Your instructions
Select every line containing the word "Amplifier" from the material, and copy those lines.

Data
•••
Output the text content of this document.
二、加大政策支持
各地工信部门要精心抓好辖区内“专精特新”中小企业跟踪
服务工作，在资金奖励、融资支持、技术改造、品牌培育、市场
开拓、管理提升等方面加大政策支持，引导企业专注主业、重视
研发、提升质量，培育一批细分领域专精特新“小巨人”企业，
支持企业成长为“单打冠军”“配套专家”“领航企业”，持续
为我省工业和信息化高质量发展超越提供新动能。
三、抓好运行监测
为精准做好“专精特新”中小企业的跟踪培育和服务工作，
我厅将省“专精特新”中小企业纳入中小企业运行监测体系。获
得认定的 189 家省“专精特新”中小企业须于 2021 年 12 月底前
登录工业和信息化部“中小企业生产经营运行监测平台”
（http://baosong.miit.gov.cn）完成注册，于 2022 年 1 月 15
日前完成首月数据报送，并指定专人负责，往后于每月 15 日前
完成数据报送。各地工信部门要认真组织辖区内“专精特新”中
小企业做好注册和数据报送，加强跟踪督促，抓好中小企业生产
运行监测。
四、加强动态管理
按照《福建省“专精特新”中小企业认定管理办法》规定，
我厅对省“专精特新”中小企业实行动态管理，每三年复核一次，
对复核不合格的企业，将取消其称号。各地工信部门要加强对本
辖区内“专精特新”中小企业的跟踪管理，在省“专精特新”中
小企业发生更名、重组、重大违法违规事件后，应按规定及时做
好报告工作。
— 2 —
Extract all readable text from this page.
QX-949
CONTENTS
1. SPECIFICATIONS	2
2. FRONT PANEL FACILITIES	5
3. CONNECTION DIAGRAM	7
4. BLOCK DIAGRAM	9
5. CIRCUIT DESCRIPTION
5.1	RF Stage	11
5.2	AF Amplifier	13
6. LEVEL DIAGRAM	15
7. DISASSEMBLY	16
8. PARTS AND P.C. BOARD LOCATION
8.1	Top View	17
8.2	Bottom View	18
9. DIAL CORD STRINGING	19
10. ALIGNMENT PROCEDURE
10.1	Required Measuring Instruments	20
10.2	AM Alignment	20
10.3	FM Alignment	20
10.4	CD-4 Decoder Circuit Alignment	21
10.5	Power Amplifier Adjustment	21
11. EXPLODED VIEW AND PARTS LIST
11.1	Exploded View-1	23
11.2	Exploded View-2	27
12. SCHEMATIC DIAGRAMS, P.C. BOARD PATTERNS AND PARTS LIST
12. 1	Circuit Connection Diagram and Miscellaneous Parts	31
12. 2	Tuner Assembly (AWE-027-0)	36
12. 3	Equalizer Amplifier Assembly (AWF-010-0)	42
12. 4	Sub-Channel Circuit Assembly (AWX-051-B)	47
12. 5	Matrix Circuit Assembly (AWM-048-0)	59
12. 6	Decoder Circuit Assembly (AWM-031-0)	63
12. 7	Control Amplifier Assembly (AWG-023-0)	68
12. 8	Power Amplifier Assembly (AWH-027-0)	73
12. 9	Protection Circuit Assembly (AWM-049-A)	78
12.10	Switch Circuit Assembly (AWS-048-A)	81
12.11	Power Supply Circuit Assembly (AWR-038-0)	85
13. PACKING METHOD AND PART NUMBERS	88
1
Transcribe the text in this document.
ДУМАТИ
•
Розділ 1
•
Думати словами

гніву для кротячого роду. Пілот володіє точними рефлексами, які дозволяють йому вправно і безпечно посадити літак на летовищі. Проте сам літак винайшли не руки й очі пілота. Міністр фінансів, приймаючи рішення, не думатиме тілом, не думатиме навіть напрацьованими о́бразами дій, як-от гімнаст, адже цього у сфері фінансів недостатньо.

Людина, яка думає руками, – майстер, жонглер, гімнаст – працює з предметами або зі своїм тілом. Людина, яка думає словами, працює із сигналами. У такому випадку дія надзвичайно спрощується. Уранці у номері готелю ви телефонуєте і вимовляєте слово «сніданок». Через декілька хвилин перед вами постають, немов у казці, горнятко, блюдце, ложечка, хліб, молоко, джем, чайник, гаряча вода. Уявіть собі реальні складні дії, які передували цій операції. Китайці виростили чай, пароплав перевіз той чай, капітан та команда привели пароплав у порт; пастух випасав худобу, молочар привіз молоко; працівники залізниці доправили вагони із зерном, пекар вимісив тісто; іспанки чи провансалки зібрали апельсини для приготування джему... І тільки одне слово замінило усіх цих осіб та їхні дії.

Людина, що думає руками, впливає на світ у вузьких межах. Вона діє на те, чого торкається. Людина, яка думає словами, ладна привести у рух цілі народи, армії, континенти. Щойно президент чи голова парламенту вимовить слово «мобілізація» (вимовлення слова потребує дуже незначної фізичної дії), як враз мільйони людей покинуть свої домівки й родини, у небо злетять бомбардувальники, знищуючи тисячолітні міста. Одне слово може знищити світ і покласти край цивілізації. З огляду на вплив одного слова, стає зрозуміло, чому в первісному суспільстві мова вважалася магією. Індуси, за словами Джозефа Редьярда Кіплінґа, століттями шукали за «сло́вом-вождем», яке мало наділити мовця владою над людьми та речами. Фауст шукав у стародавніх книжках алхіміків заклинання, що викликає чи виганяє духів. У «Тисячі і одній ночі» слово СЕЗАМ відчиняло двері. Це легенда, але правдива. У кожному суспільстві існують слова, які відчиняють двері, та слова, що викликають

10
•••
Solution to this exercise
5.2	AF Amplifier	13
10.5	Power Amplifier Adjustment	21
12. 3	Equalizer Amplifier Assembly (AWF-010-0)	42
12. 7	Control Amplifier Assembly (AWG-023-0)	68
12. 8	Power Amplifier Assembly (AWH-027-0)	73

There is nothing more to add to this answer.